**EXERCISE DIRECTIONS:** Rewrite every line of the entries below as a numbered list, leaving out blank lines and the pictures.

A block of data
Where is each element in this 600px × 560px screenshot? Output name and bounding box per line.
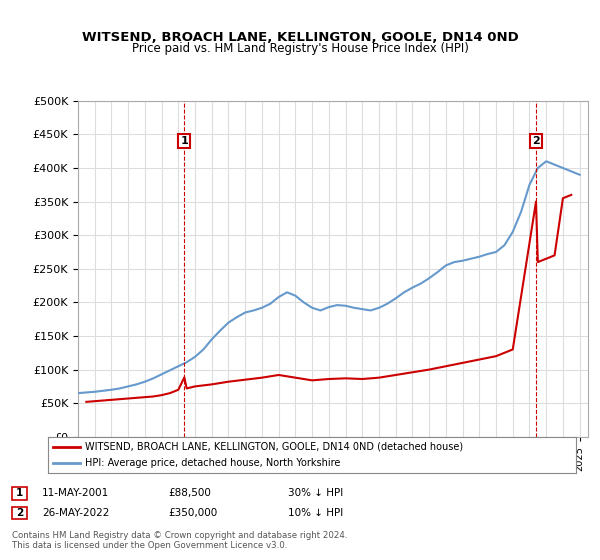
- Text: 1: 1: [181, 136, 188, 146]
- Text: Price paid vs. HM Land Registry's House Price Index (HPI): Price paid vs. HM Land Registry's House …: [131, 42, 469, 55]
- Text: 30% ↓ HPI: 30% ↓ HPI: [288, 488, 343, 498]
- Text: 26-MAY-2022: 26-MAY-2022: [42, 508, 109, 518]
- Text: £350,000: £350,000: [168, 508, 217, 518]
- Text: 2: 2: [16, 508, 23, 518]
- Text: HPI: Average price, detached house, North Yorkshire: HPI: Average price, detached house, Nort…: [85, 458, 340, 468]
- Text: 10% ↓ HPI: 10% ↓ HPI: [288, 508, 343, 518]
- Text: WITSEND, BROACH LANE, KELLINGTON, GOOLE, DN14 0ND (detached house): WITSEND, BROACH LANE, KELLINGTON, GOOLE,…: [85, 442, 463, 452]
- Text: Contains HM Land Registry data © Crown copyright and database right 2024.
This d: Contains HM Land Registry data © Crown c…: [12, 530, 347, 550]
- Text: £88,500: £88,500: [168, 488, 211, 498]
- Text: 1: 1: [16, 488, 23, 498]
- Text: 2: 2: [532, 136, 540, 146]
- Text: WITSEND, BROACH LANE, KELLINGTON, GOOLE, DN14 0ND: WITSEND, BROACH LANE, KELLINGTON, GOOLE,…: [82, 31, 518, 44]
- Text: 11-MAY-2001: 11-MAY-2001: [42, 488, 109, 498]
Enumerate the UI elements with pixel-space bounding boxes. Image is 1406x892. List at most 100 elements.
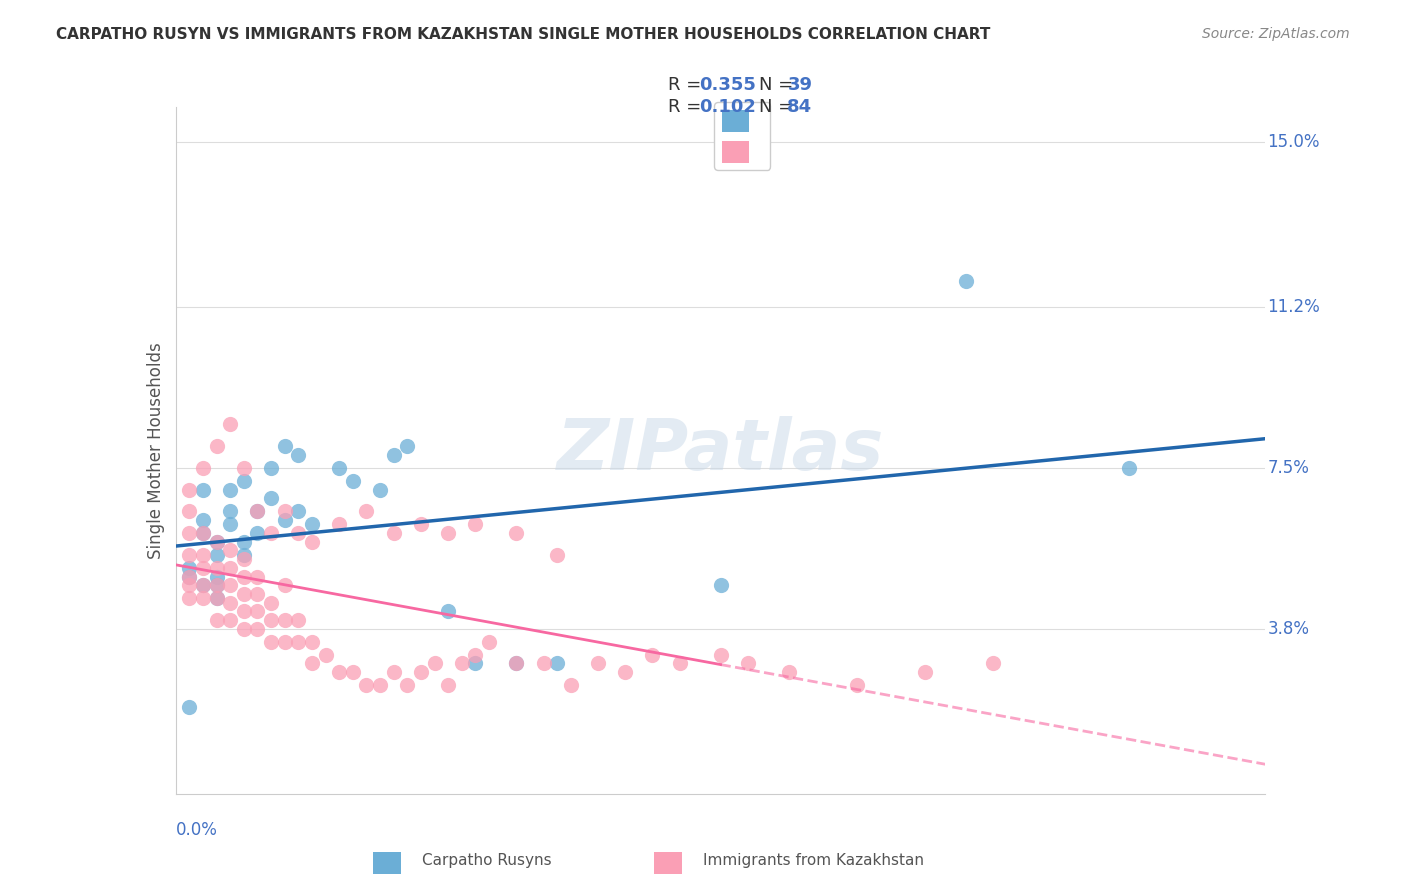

**ANSWER TO THE PROBLEM:**
1. Where is each element in this 600px × 560px screenshot? Output name and bounding box per line.
2. - Text: 1: 1: [181, 136, 188, 146]
3. - Text: Price paid vs. HM Land Registry's House Price Index (HPI): Price paid vs. HM Land Registry's House …: [131, 42, 469, 55]
4. - Text: 30% ↓ HPI: 30% ↓ HPI: [288, 488, 343, 498]
5. - Text: 26-MAY-2022: 26-MAY-2022: [42, 508, 109, 518]
6. - Text: £350,000: £350,000: [168, 508, 217, 518]
7. - Text: 2: 2: [16, 508, 23, 518]
8. - Text: HPI: Average price, detached house, North Yorkshire: HPI: Average price, detached house, Nort…: [85, 458, 340, 468]
9. - Text: 10% ↓ HPI: 10% ↓ HPI: [288, 508, 343, 518]
10. - Text: WITSEND, BROACH LANE, KELLINGTON, GOOLE, DN14 0ND (detached house): WITSEND, BROACH LANE, KELLINGTON, GOOLE,…: [85, 442, 463, 452]
11. - Text: Contains HM Land Registry data © Crown copyright and database right 2024.
12. This d: Contains HM Land Registry data © Crown c…: [12, 530, 347, 550]
13. - Text: £88,500: £88,500: [168, 488, 211, 498]
14. - Text: 1: 1: [16, 488, 23, 498]
15. - Text: 2: 2: [532, 136, 540, 146]
16. - Text: WITSEND, BROACH LANE, KELLINGTON, GOOLE, DN14 0ND: WITSEND, BROACH LANE, KELLINGTON, GOOLE,…: [82, 31, 518, 44]
17. - Text: 11-MAY-2001: 11-MAY-2001: [42, 488, 109, 498]
18. Enumerate the UI elements with pixel-space bounding boxes. Image is 1406x892. List at most 100 elements.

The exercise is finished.